**Task objective:** Transcribe each line of the records below exactly, excluding any embedded images.

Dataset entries
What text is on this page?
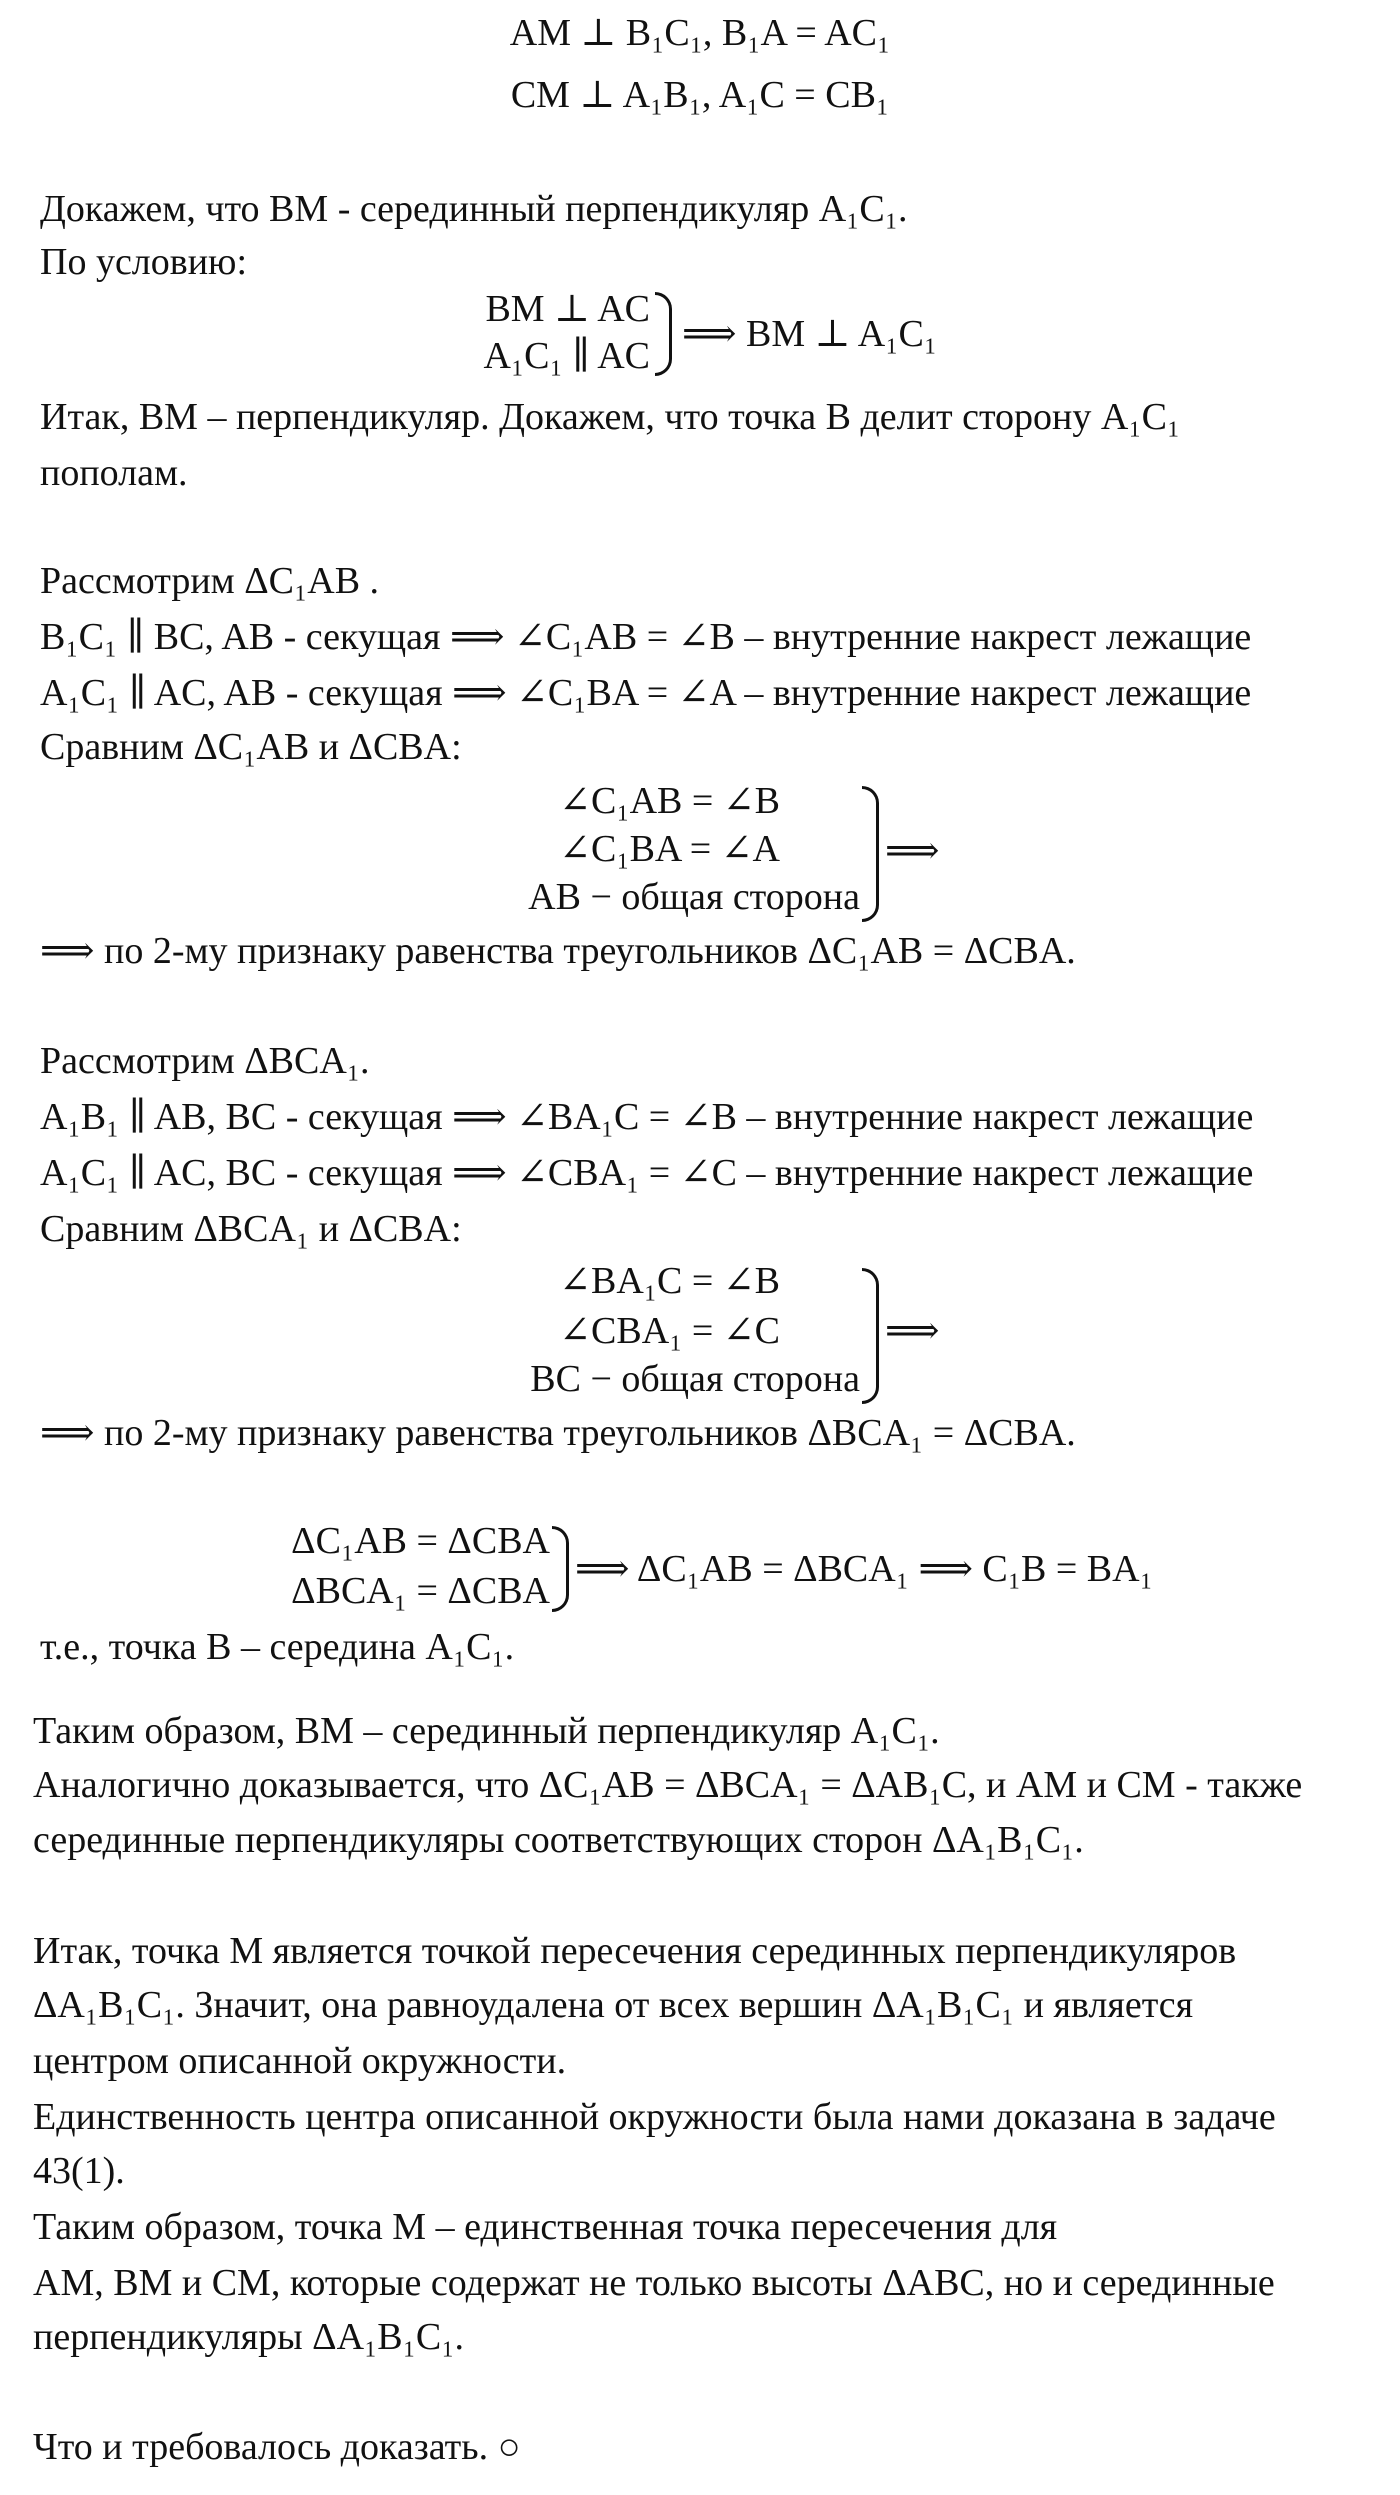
AM ⊥ B₁C₁, B₁A = AC₁
CM ⊥ A₁B₁, A₁C = CB₁
Докажем, что BM - серединный перпендикуляр A₁C₁.
По условию:
BM ⊥ AC
A₁C₁ ∥ AC
⟹ BM ⊥ A₁C₁
Итак, BM – перпендикуляр. Докажем, что точка B делит сторону A₁C₁
пополам.
Рассмотрим ΔC₁AB .
B₁C₁ ∥ BC, AB - секущая ⟹ ∠C₁AB = ∠B – внутренние накрест лежащие
A₁C₁ ∥ AC, AB - секущая ⟹ ∠C₁BA = ∠A – внутренние накрест лежащие
Сравним ΔC₁AB и ΔCBA:
∠C₁AB = ∠B
∠C₁BA = ∠A
AB − общая сторона
⟹
⟹ по 2-му признаку равенства треугольников ΔC₁AB = ΔCBA.
Рассмотрим ΔBCA₁.
A₁B₁ ∥ AB, BC - секущая ⟹ ∠BA₁C = ∠B – внутренние накрест лежащие
A₁C₁ ∥ AC, BC - секущая ⟹ ∠CBA₁ = ∠C – внутренние накрест лежащие
Сравним ΔBCA₁ и ΔCBA:
∠BA₁C = ∠B
∠CBA₁ = ∠C
BC − общая сторона
⟹
⟹ по 2-му признаку равенства треугольников ΔBCA₁ = ΔCBA.
ΔC₁AB = ΔCBA
ΔBCA₁ = ΔCBA
⟹ ΔC₁AB = ΔBCA₁ ⟹ C₁B = BA₁
т.е., точка B – середина A₁C₁.
Таким образом, BM – серединный перпендикуляр A₁C₁.
Аналогично доказывается, что ΔC₁AB = ΔBCA₁ = ΔAB₁C, и AM и CM - также
серединные перпендикуляры соответствующих сторон ΔA₁B₁C₁.
Итак, точка M является точкой пересечения серединных перпендикуляров
ΔA₁B₁C₁. Значит, она равноудалена от всех вершин ΔA₁B₁C₁ и является
центром описанной окружности.
Единственность центра описанной окружности была нами доказана в задаче
43(1).
Таким образом, точка M – единственная точка пересечения для
AM, BM и CM, которые содержат не только высоты ΔABC, но и серединные
перпендикуляры ΔA₁B₁C₁.
Что и требовалось доказать. ○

**Reply:**
What text is on this page?
AM ⊥ B₁C₁, B₁A = AC₁
CM ⊥ A₁B₁, A₁C = CB₁
Докажем, что BM - серединный перпендикуляр A₁C₁.
По условию:
BM ⊥ AC
A₁C₁ ∥ AC
⟹ BM ⊥ A₁C₁
Итак, BM – перпендикуляр. Докажем, что точка B делит сторону A₁C₁
пополам.
Рассмотрим ΔC₁AB .
B₁C₁ ∥ BC, AB - секущая ⟹ ∠C₁AB = ∠B – внутренние накрест лежащие
A₁C₁ ∥ AC, AB - секущая ⟹ ∠C₁BA = ∠A – внутренние накрест лежащие
Сравним ΔC₁AB и ΔCBA:
∠C₁AB = ∠B
∠C₁BA = ∠A
AB − общая сторона
⟹
⟹ по 2-му признаку равенства треугольников ΔC₁AB = ΔCBA.
Рассмотрим ΔBCA₁.
A₁B₁ ∥ AB, BC - секущая ⟹ ∠BA₁C = ∠B – внутренние накрест лежащие
A₁C₁ ∥ AC, BC - секущая ⟹ ∠CBA₁ = ∠C – внутренние накрест лежащие
Сравним ΔBCA₁ и ΔCBA:
∠BA₁C = ∠B
∠CBA₁ = ∠C
BC − общая сторона
⟹
⟹ по 2-му признаку равенства треугольников ΔBCA₁ = ΔCBA.
ΔC₁AB = ΔCBA
ΔBCA₁ = ΔCBA
⟹ ΔC₁AB = ΔBCA₁ ⟹ C₁B = BA₁
т.е., точка B – середина A₁C₁.
Таким образом, BM – серединный перпендикуляр A₁C₁.
Аналогично доказывается, что ΔC₁AB = ΔBCA₁ = ΔAB₁C, и AM и CM - также
серединные перпендикуляры соответствующих сторон ΔA₁B₁C₁.
Итак, точка M является точкой пересечения серединных перпендикуляров
ΔA₁B₁C₁. Значит, она равноудалена от всех вершин ΔA₁B₁C₁ и является
центром описанной окружности.
Единственность центра описанной окружности была нами доказана в задаче
43(1).
Таким образом, точка M – единственная точка пересечения для
AM, BM и CM, которые содержат не только высоты ΔABC, но и серединные
перпендикуляры ΔA₁B₁C₁.
Что и требовалось доказать. ○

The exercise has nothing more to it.